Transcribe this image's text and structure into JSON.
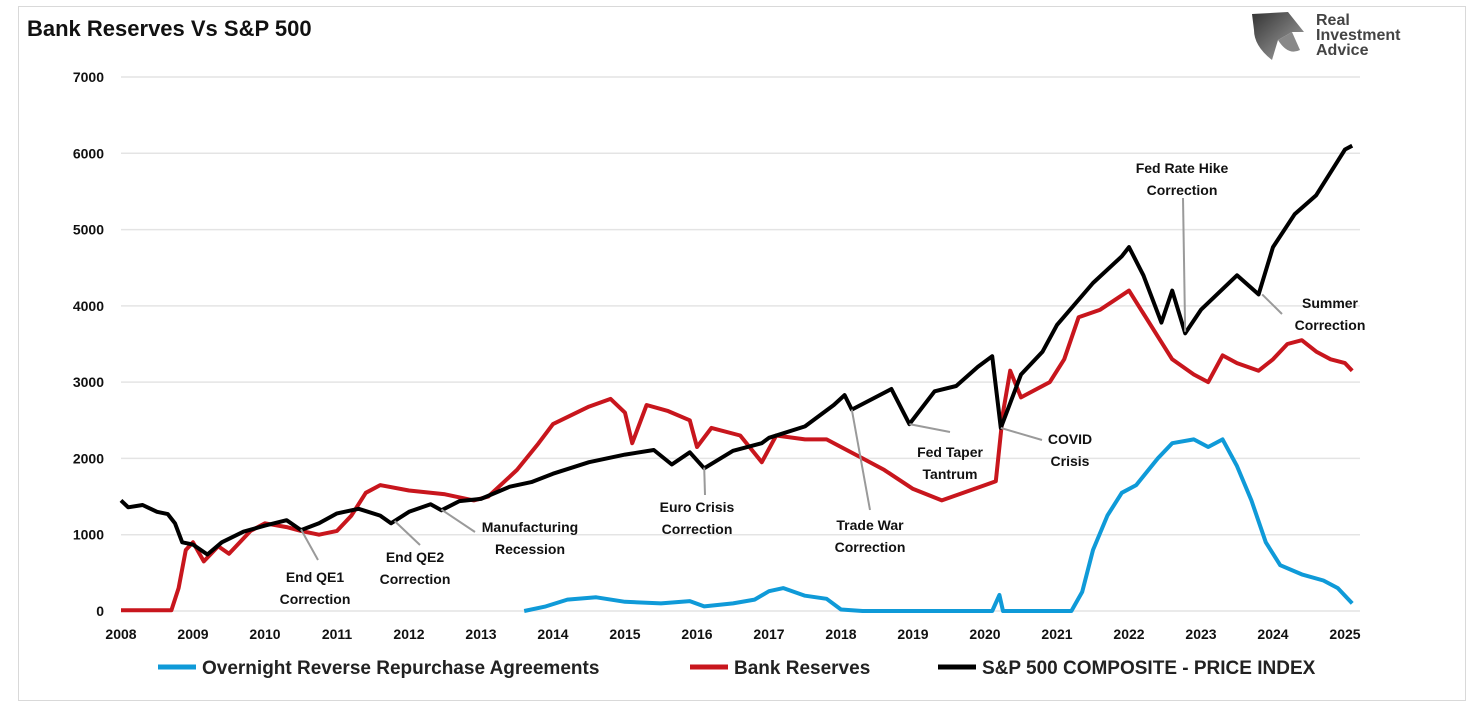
{
  "logo": {
    "lines": [
      "Real",
      "Investment",
      "Advice"
    ]
  },
  "chart_data": {
    "type": "line",
    "title": "Bank Reserves Vs S&P 500",
    "xlabel": "",
    "ylabel": "",
    "xlim": [
      2008,
      2025.2
    ],
    "ylim": [
      0,
      7000
    ],
    "x_ticks": [
      "2008",
      "2009",
      "2010",
      "2011",
      "2012",
      "2013",
      "2014",
      "2015",
      "2016",
      "2017",
      "2018",
      "2019",
      "2020",
      "2021",
      "2022",
      "2023",
      "2024",
      "2025"
    ],
    "y_ticks": [
      "0",
      "1000",
      "2000",
      "3000",
      "4000",
      "5000",
      "6000",
      "7000"
    ],
    "grid": "horizontal",
    "legend_placement": "bottom",
    "series": [
      {
        "name": "Overnight Reverse Repurchase Agreements",
        "color": "#0f9ad8",
        "points": [
          [
            2013.6,
            0
          ],
          [
            2013.9,
            60
          ],
          [
            2014.2,
            150
          ],
          [
            2014.6,
            180
          ],
          [
            2015.0,
            120
          ],
          [
            2015.5,
            100
          ],
          [
            2015.9,
            130
          ],
          [
            2016.1,
            60
          ],
          [
            2016.5,
            100
          ],
          [
            2016.8,
            150
          ],
          [
            2017.0,
            260
          ],
          [
            2017.2,
            300
          ],
          [
            2017.5,
            200
          ],
          [
            2017.8,
            160
          ],
          [
            2018.0,
            20
          ],
          [
            2018.3,
            0
          ],
          [
            2020.1,
            0
          ],
          [
            2020.2,
            210
          ],
          [
            2020.25,
            0
          ],
          [
            2021.2,
            0
          ],
          [
            2021.35,
            250
          ],
          [
            2021.5,
            800
          ],
          [
            2021.7,
            1250
          ],
          [
            2021.9,
            1550
          ],
          [
            2022.1,
            1650
          ],
          [
            2022.4,
            2000
          ],
          [
            2022.6,
            2200
          ],
          [
            2022.9,
            2250
          ],
          [
            2023.1,
            2150
          ],
          [
            2023.3,
            2250
          ],
          [
            2023.5,
            1900
          ],
          [
            2023.7,
            1450
          ],
          [
            2023.9,
            900
          ],
          [
            2024.1,
            600
          ],
          [
            2024.4,
            480
          ],
          [
            2024.7,
            400
          ],
          [
            2024.9,
            300
          ],
          [
            2025.1,
            100
          ]
        ]
      },
      {
        "name": "Bank Reserves",
        "color": "#c8161d",
        "points": [
          [
            2008.0,
            10
          ],
          [
            2008.7,
            10
          ],
          [
            2008.8,
            300
          ],
          [
            2008.9,
            800
          ],
          [
            2009.0,
            900
          ],
          [
            2009.15,
            650
          ],
          [
            2009.35,
            850
          ],
          [
            2009.5,
            750
          ],
          [
            2009.8,
            1050
          ],
          [
            2010.0,
            1150
          ],
          [
            2010.3,
            1100
          ],
          [
            2010.5,
            1050
          ],
          [
            2010.75,
            1000
          ],
          [
            2011.0,
            1050
          ],
          [
            2011.2,
            1250
          ],
          [
            2011.4,
            1550
          ],
          [
            2011.6,
            1650
          ],
          [
            2012.0,
            1580
          ],
          [
            2012.5,
            1530
          ],
          [
            2012.9,
            1450
          ],
          [
            2013.1,
            1500
          ],
          [
            2013.5,
            1850
          ],
          [
            2013.8,
            2200
          ],
          [
            2014.0,
            2450
          ],
          [
            2014.5,
            2680
          ],
          [
            2014.8,
            2780
          ],
          [
            2015.0,
            2600
          ],
          [
            2015.1,
            2200
          ],
          [
            2015.3,
            2700
          ],
          [
            2015.6,
            2620
          ],
          [
            2015.9,
            2500
          ],
          [
            2016.0,
            2150
          ],
          [
            2016.2,
            2400
          ],
          [
            2016.6,
            2300
          ],
          [
            2016.9,
            1950
          ],
          [
            2017.1,
            2300
          ],
          [
            2017.5,
            2250
          ],
          [
            2017.8,
            2250
          ],
          [
            2018.0,
            2150
          ],
          [
            2018.3,
            2000
          ],
          [
            2018.6,
            1850
          ],
          [
            2019.0,
            1600
          ],
          [
            2019.4,
            1450
          ],
          [
            2019.7,
            1550
          ],
          [
            2020.0,
            1650
          ],
          [
            2020.15,
            1700
          ],
          [
            2020.25,
            2600
          ],
          [
            2020.35,
            3150
          ],
          [
            2020.5,
            2800
          ],
          [
            2020.9,
            3000
          ],
          [
            2021.1,
            3300
          ],
          [
            2021.3,
            3850
          ],
          [
            2021.6,
            3950
          ],
          [
            2022.0,
            4200
          ],
          [
            2022.2,
            3900
          ],
          [
            2022.4,
            3600
          ],
          [
            2022.6,
            3300
          ],
          [
            2022.9,
            3100
          ],
          [
            2023.1,
            3000
          ],
          [
            2023.3,
            3350
          ],
          [
            2023.5,
            3250
          ],
          [
            2023.8,
            3150
          ],
          [
            2024.0,
            3300
          ],
          [
            2024.2,
            3500
          ],
          [
            2024.4,
            3550
          ],
          [
            2024.6,
            3400
          ],
          [
            2024.8,
            3300
          ],
          [
            2025.0,
            3250
          ],
          [
            2025.1,
            3150
          ]
        ]
      },
      {
        "name": "S&P 500 COMPOSITE - PRICE INDEX",
        "color": "#000000",
        "points": [
          [
            2008.0,
            1450
          ],
          [
            2008.1,
            1360
          ],
          [
            2008.3,
            1390
          ],
          [
            2008.5,
            1300
          ],
          [
            2008.65,
            1270
          ],
          [
            2008.75,
            1150
          ],
          [
            2008.85,
            900
          ],
          [
            2009.0,
            870
          ],
          [
            2009.2,
            740
          ],
          [
            2009.4,
            900
          ],
          [
            2009.7,
            1040
          ],
          [
            2010.0,
            1120
          ],
          [
            2010.3,
            1190
          ],
          [
            2010.5,
            1060
          ],
          [
            2010.75,
            1150
          ],
          [
            2011.0,
            1280
          ],
          [
            2011.3,
            1340
          ],
          [
            2011.6,
            1250
          ],
          [
            2011.75,
            1150
          ],
          [
            2012.0,
            1300
          ],
          [
            2012.3,
            1400
          ],
          [
            2012.45,
            1320
          ],
          [
            2012.7,
            1440
          ],
          [
            2013.0,
            1470
          ],
          [
            2013.4,
            1630
          ],
          [
            2013.7,
            1690
          ],
          [
            2014.0,
            1800
          ],
          [
            2014.5,
            1950
          ],
          [
            2015.0,
            2050
          ],
          [
            2015.4,
            2110
          ],
          [
            2015.65,
            1920
          ],
          [
            2015.9,
            2080
          ],
          [
            2016.1,
            1870
          ],
          [
            2016.5,
            2100
          ],
          [
            2016.9,
            2200
          ],
          [
            2017.0,
            2270
          ],
          [
            2017.5,
            2420
          ],
          [
            2017.9,
            2700
          ],
          [
            2018.05,
            2830
          ],
          [
            2018.15,
            2640
          ],
          [
            2018.7,
            2910
          ],
          [
            2018.95,
            2450
          ],
          [
            2019.3,
            2880
          ],
          [
            2019.6,
            2950
          ],
          [
            2019.9,
            3200
          ],
          [
            2020.1,
            3340
          ],
          [
            2020.22,
            2400
          ],
          [
            2020.5,
            3100
          ],
          [
            2020.8,
            3400
          ],
          [
            2021.0,
            3750
          ],
          [
            2021.5,
            4300
          ],
          [
            2021.9,
            4650
          ],
          [
            2022.0,
            4770
          ],
          [
            2022.2,
            4400
          ],
          [
            2022.45,
            3780
          ],
          [
            2022.6,
            4200
          ],
          [
            2022.78,
            3640
          ],
          [
            2023.0,
            3950
          ],
          [
            2023.5,
            4400
          ],
          [
            2023.8,
            4150
          ],
          [
            2024.0,
            4770
          ],
          [
            2024.3,
            5200
          ],
          [
            2024.6,
            5450
          ],
          [
            2024.9,
            5900
          ],
          [
            2025.0,
            6050
          ],
          [
            2025.1,
            6100
          ]
        ]
      }
    ],
    "annotations": [
      {
        "lines": [
          "End QE1",
          "Correction"
        ],
        "target": [
          2010.5,
          1070
        ]
      },
      {
        "lines": [
          "End QE2",
          "Correction"
        ],
        "target": [
          2011.8,
          1180
        ]
      },
      {
        "lines": [
          "Manufacturing",
          "Recession"
        ],
        "target": [
          2012.45,
          1330
        ]
      },
      {
        "lines": [
          "Euro Crisis",
          "Correction"
        ],
        "target": [
          2016.1,
          1880
        ]
      },
      {
        "lines": [
          "Trade War",
          "Correction"
        ],
        "target": [
          2018.15,
          2640
        ]
      },
      {
        "lines": [
          "Fed Taper",
          "Tantrum"
        ],
        "target": [
          2018.95,
          2450
        ]
      },
      {
        "lines": [
          "COVID",
          "Crisis"
        ],
        "target": [
          2020.22,
          2400
        ]
      },
      {
        "lines": [
          "Fed Rate Hike",
          "Correction"
        ],
        "target": [
          2022.78,
          3660
        ]
      },
      {
        "lines": [
          "Summer",
          "Correction"
        ],
        "target": [
          2023.85,
          4150
        ]
      }
    ]
  }
}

→ **Written task**
Copy out every line from the material above in which the word "name" appears.

→ **Result**
        "name": "Overnight Reverse Repurchase Agreements",
        "name": "Bank Reserves",
        "name": "S&P 500 COMPOSITE - PRICE INDEX",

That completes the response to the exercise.